> _WHAT IS BEING ASKED_
Copy every line that contains the string "JSON" from the entries below.

Collected data entries

<<<<

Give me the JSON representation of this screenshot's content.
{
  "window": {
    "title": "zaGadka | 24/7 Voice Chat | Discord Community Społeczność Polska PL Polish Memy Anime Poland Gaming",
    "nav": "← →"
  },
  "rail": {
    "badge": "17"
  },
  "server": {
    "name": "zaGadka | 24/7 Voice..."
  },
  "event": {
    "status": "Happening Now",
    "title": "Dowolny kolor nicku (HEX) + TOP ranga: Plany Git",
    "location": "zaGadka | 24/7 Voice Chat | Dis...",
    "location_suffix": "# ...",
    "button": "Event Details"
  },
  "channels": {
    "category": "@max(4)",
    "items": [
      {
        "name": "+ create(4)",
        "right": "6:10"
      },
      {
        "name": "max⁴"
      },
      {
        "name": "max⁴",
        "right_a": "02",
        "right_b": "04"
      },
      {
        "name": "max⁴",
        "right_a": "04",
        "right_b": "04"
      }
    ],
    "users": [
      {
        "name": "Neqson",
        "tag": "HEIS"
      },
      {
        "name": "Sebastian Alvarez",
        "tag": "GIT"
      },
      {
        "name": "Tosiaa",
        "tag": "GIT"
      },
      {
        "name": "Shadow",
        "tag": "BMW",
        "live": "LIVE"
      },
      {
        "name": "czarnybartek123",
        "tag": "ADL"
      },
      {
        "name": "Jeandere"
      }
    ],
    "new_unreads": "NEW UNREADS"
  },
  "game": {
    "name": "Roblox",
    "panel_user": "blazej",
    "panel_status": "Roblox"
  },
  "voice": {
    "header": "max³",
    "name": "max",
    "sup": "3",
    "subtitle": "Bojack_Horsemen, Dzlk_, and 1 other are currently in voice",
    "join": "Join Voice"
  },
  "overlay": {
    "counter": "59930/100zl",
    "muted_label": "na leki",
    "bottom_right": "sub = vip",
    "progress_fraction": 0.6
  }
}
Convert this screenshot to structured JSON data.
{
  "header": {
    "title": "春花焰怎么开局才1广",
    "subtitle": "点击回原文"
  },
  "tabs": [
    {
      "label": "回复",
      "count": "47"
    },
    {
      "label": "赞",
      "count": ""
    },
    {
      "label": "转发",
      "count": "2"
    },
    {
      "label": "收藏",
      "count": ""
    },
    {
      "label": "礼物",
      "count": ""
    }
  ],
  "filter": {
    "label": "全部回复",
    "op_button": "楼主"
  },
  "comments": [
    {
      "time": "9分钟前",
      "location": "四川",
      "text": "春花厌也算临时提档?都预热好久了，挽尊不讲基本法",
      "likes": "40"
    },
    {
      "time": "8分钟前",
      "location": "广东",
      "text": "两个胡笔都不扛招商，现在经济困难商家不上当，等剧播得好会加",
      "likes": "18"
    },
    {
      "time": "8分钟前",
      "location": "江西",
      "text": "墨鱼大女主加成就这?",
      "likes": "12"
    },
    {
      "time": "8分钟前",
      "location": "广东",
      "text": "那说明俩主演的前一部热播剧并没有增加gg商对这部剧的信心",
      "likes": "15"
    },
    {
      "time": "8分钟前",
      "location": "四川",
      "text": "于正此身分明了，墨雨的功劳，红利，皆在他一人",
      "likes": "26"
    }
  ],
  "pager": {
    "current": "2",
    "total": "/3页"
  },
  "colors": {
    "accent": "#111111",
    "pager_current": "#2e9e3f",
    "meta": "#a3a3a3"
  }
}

>>>>

> _COMPLETED EXERCISE_
Give me the JSON representation of this screenshot's content.
Convert this screenshot to structured JSON data.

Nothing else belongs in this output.